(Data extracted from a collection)
════════════════════

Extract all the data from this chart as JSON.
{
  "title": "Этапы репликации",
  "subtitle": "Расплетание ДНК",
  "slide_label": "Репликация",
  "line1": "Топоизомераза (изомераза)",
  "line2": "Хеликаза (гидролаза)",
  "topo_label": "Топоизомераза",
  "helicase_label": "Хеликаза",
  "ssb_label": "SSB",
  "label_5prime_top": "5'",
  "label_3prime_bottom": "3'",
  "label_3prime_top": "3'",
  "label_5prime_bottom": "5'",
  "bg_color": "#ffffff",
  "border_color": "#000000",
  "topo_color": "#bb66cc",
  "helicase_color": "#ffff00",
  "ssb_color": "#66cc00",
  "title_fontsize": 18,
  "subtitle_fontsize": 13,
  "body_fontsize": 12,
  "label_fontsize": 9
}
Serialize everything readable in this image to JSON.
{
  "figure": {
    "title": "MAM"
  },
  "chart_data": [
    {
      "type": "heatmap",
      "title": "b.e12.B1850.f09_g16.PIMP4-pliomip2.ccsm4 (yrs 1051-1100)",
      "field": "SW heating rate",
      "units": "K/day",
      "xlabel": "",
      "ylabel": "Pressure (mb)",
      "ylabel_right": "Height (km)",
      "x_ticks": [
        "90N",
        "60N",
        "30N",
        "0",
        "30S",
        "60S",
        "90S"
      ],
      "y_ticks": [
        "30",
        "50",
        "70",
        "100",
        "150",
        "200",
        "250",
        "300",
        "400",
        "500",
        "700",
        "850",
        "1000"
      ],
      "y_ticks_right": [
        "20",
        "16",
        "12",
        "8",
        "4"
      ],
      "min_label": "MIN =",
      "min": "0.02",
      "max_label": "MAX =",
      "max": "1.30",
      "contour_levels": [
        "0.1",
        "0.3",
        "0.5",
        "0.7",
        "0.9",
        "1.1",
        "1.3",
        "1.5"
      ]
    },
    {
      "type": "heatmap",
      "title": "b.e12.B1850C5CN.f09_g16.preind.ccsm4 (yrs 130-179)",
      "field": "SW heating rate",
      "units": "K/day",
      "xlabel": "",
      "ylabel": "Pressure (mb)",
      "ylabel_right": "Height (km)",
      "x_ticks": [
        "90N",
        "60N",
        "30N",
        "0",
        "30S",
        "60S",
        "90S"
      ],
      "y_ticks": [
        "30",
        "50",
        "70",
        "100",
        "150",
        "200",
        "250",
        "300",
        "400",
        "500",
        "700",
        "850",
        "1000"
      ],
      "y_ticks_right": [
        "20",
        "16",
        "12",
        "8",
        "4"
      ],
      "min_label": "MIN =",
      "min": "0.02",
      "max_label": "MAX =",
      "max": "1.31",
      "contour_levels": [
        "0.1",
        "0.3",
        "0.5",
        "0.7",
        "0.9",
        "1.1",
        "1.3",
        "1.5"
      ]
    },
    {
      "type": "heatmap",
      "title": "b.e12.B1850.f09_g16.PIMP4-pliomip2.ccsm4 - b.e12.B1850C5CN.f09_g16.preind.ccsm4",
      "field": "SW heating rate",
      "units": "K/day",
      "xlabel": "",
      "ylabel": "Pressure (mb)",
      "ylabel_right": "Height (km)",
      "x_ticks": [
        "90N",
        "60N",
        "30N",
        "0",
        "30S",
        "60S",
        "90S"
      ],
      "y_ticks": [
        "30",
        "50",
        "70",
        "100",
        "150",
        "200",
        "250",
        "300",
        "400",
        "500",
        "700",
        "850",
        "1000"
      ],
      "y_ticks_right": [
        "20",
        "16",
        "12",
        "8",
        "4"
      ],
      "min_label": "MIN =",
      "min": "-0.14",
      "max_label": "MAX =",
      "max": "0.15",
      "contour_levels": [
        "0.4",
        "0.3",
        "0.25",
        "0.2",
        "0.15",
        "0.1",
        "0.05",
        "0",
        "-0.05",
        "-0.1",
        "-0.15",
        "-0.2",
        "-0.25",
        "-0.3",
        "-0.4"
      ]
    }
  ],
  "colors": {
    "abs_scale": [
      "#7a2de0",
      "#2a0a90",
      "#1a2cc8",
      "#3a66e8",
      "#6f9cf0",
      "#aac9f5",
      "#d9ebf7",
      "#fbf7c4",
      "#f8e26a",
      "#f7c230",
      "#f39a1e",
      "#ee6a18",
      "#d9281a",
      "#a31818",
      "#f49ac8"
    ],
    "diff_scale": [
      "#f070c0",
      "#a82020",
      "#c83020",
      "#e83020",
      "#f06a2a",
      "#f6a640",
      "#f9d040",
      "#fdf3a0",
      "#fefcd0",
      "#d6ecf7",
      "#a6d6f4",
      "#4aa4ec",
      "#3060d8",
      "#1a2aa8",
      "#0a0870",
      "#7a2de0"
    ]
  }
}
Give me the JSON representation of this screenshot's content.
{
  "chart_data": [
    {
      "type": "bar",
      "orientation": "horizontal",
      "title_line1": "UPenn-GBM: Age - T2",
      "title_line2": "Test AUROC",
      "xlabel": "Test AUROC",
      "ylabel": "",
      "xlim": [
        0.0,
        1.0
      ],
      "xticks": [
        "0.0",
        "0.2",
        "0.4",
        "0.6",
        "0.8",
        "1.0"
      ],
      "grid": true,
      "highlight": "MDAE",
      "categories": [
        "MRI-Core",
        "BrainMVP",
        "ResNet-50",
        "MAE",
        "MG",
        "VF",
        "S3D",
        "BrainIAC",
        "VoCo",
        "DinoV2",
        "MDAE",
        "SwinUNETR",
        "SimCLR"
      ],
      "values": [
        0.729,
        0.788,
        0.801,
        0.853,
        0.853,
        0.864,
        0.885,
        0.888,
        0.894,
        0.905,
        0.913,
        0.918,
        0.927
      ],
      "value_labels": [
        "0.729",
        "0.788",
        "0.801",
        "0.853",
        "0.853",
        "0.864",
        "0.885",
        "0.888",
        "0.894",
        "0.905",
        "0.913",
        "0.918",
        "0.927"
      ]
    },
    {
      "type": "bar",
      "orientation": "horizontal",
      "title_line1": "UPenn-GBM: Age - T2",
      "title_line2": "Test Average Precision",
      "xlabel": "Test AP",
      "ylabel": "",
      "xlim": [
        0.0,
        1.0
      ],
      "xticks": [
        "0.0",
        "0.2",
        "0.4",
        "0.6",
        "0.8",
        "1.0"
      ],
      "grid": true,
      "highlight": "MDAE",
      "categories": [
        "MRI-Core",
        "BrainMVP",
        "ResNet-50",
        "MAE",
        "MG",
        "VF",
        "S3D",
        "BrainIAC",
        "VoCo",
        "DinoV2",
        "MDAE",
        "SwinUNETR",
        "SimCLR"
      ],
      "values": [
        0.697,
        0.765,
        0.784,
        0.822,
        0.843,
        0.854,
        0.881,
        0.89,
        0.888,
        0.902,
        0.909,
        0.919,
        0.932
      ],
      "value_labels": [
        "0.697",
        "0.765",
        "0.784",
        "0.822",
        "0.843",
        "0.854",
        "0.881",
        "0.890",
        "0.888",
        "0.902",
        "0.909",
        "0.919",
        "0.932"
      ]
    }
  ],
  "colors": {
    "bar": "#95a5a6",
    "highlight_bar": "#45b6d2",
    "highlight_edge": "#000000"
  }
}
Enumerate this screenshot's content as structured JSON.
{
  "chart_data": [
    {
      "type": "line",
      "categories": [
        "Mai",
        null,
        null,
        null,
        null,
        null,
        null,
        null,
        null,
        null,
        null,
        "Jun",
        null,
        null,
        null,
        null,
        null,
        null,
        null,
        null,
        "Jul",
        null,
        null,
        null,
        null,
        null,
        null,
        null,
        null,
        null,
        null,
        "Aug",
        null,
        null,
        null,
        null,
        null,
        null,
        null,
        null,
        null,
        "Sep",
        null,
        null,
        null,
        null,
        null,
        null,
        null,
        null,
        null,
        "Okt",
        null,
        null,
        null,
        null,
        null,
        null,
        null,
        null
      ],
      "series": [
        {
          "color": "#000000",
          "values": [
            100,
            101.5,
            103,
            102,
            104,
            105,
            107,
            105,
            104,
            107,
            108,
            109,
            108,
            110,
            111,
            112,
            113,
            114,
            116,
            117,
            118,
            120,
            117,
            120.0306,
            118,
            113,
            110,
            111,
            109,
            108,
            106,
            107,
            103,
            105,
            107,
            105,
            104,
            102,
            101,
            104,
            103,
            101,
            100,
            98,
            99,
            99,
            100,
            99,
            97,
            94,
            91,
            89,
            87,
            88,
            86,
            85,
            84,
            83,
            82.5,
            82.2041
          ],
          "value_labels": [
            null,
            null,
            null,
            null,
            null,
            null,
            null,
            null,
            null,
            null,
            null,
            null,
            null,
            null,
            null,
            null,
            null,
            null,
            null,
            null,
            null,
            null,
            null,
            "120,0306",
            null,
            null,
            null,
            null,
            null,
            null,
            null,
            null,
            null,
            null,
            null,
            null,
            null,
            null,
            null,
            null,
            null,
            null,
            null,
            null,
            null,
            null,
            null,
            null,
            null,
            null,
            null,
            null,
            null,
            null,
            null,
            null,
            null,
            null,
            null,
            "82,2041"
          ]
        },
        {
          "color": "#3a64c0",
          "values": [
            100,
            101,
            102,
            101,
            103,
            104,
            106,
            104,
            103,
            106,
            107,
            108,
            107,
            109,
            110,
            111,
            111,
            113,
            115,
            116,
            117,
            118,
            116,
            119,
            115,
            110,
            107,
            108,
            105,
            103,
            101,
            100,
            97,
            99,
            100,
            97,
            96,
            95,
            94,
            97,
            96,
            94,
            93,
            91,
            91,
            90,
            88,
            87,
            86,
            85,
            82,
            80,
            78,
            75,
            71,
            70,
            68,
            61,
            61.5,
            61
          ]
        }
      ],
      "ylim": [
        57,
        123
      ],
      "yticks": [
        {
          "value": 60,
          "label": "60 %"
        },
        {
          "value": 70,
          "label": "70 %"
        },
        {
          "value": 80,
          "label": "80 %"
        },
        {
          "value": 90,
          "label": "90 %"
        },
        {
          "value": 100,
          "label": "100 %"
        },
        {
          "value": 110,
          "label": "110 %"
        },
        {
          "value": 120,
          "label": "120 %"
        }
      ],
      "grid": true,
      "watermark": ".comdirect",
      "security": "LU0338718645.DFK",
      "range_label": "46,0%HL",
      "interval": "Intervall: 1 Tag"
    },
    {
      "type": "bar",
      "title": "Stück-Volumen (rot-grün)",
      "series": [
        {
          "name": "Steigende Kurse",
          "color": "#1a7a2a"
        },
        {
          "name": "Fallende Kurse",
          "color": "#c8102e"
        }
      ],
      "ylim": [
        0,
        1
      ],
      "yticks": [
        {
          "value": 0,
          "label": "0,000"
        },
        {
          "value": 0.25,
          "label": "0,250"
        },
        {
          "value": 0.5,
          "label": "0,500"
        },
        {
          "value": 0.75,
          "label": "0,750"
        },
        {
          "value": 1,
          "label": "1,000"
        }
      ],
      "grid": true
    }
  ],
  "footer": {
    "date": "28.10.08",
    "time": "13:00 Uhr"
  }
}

════════════════════

- [TASK TO CARRY OUT] Only the number is wanted: how many lines of the material contain the word "this"?

- [THE ANSWER] 4